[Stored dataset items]
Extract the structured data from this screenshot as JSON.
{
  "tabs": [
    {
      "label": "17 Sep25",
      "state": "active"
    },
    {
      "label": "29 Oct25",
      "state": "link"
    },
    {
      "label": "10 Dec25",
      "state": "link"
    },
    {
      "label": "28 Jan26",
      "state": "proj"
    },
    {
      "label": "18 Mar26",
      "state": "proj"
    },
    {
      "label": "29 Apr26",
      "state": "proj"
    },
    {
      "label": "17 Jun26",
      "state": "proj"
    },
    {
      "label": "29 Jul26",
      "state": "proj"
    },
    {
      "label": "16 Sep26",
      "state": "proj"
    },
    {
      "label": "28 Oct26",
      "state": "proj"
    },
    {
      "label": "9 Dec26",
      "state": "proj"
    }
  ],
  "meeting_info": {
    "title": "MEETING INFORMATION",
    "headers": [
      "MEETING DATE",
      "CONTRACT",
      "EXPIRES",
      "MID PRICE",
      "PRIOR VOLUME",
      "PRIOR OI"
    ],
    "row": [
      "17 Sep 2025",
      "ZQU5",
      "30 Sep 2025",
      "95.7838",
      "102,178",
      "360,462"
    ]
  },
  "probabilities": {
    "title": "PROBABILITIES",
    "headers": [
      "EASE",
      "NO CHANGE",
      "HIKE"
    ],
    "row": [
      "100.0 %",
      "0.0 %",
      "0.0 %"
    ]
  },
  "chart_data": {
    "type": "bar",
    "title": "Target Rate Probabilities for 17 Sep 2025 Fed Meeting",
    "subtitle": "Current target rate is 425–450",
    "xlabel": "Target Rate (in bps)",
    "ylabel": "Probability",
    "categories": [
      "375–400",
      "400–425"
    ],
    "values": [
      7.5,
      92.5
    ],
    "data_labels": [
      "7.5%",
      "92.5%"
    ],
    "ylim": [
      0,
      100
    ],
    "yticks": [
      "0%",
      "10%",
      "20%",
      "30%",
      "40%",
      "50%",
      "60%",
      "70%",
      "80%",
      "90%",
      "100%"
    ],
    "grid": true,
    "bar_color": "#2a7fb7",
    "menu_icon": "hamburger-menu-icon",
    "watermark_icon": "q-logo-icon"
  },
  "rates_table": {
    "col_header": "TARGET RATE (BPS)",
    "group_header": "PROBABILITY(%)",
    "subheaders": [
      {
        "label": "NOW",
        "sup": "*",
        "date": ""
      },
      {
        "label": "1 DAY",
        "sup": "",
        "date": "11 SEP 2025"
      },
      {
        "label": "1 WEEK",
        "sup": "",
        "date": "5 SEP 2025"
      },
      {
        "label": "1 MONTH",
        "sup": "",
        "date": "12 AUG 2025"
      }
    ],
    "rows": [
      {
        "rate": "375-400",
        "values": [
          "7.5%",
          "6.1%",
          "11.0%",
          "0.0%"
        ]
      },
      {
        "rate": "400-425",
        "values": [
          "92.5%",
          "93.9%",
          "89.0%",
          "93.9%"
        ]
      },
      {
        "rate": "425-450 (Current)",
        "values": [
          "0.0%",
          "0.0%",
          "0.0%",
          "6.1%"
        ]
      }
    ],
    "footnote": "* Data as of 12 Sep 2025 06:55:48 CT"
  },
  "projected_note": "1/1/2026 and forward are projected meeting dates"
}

--

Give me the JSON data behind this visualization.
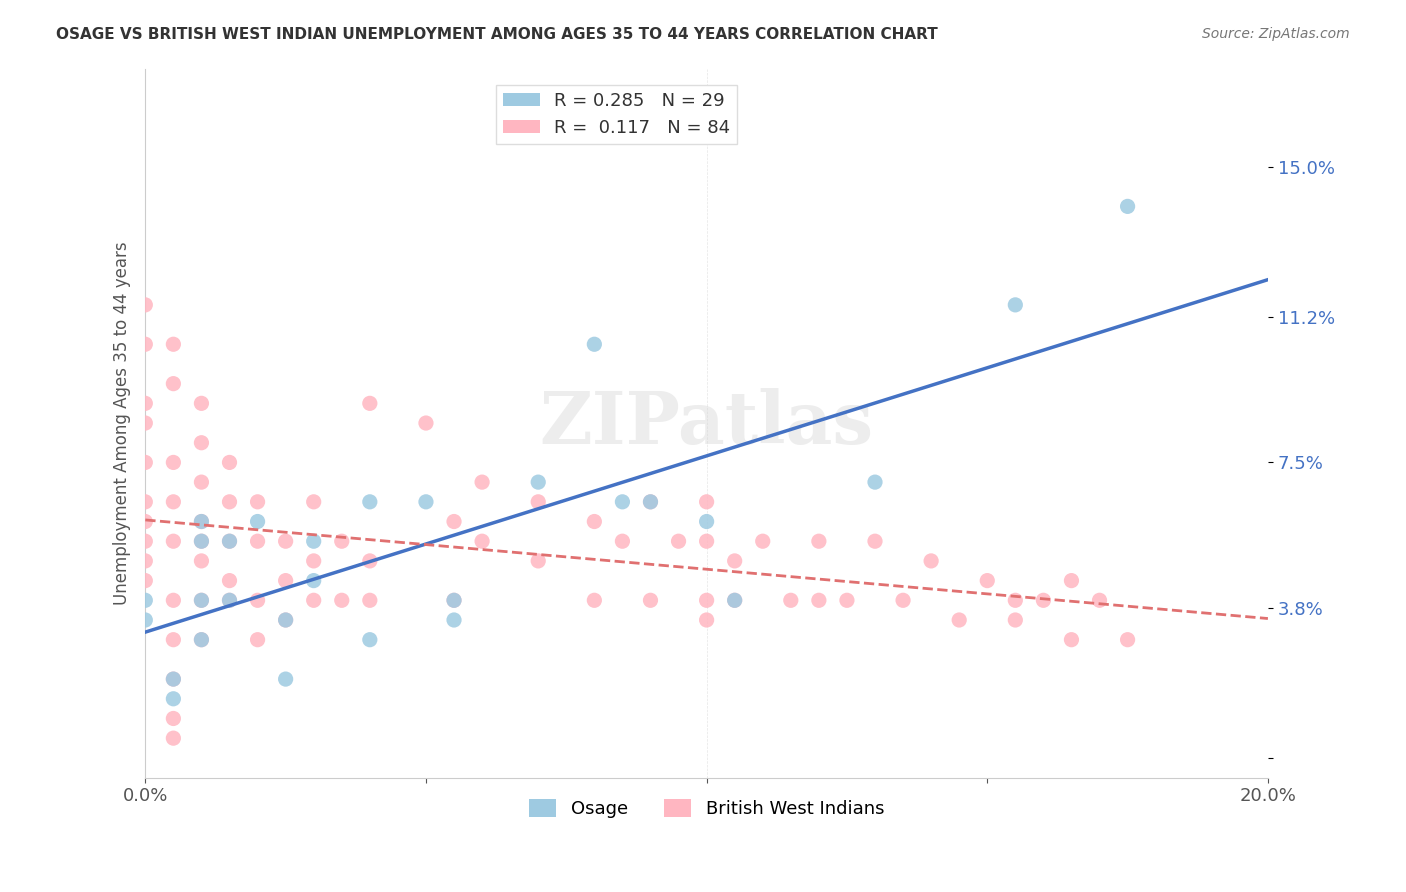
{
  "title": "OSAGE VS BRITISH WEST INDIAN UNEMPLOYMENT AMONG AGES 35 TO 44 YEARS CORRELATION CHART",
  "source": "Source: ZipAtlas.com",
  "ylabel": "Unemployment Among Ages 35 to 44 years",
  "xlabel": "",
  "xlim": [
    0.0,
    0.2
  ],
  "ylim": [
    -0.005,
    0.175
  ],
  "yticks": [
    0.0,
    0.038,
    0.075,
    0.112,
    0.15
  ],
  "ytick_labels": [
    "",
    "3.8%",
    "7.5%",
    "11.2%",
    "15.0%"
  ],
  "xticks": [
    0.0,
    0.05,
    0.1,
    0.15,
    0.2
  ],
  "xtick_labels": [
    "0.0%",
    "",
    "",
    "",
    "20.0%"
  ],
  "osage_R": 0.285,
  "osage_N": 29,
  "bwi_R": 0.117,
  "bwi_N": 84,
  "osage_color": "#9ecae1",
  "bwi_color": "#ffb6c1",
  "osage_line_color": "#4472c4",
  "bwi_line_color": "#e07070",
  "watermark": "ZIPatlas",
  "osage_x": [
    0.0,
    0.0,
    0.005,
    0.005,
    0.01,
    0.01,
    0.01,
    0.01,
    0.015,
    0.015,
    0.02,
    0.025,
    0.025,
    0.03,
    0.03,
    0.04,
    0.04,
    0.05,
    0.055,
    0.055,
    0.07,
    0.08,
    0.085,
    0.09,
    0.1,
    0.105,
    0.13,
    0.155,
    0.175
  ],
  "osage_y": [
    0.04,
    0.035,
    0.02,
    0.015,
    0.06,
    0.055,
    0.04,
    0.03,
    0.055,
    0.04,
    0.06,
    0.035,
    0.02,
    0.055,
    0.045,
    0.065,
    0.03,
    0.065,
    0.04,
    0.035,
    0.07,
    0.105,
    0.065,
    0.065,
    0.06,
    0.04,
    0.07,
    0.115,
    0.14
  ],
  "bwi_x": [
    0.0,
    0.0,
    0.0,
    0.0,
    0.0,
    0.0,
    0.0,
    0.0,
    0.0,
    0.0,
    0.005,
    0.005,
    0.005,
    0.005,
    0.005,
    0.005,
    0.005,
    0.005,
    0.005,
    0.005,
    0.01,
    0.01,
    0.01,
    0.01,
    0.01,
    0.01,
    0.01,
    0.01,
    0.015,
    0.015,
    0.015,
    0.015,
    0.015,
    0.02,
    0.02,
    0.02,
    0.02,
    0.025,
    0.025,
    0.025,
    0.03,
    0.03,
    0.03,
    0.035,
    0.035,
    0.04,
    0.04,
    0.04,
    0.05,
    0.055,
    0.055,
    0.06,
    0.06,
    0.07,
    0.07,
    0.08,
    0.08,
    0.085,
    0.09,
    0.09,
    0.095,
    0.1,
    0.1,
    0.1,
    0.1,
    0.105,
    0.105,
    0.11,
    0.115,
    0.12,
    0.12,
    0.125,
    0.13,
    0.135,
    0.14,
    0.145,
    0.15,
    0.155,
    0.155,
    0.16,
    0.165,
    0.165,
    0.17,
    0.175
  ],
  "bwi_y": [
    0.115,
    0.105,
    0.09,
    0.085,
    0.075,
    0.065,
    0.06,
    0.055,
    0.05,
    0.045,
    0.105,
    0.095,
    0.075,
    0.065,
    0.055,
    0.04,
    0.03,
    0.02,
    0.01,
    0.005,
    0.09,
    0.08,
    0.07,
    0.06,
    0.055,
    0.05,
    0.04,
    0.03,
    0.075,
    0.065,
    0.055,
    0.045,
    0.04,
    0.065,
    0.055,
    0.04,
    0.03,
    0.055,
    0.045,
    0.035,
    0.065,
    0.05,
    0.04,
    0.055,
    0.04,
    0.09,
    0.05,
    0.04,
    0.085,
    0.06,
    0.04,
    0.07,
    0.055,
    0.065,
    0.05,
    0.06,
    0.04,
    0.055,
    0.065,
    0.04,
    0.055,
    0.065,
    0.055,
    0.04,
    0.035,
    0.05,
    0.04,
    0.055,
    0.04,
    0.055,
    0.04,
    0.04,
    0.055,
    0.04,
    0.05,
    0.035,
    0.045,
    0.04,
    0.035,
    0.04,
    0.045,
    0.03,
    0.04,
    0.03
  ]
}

_What this task involves_: Look through the data above. Find each line with the string "icon" and copy it.

_Output below_:
    "menu_icon": "hamburger-menu-icon",
    "watermark_icon": "q-logo-icon"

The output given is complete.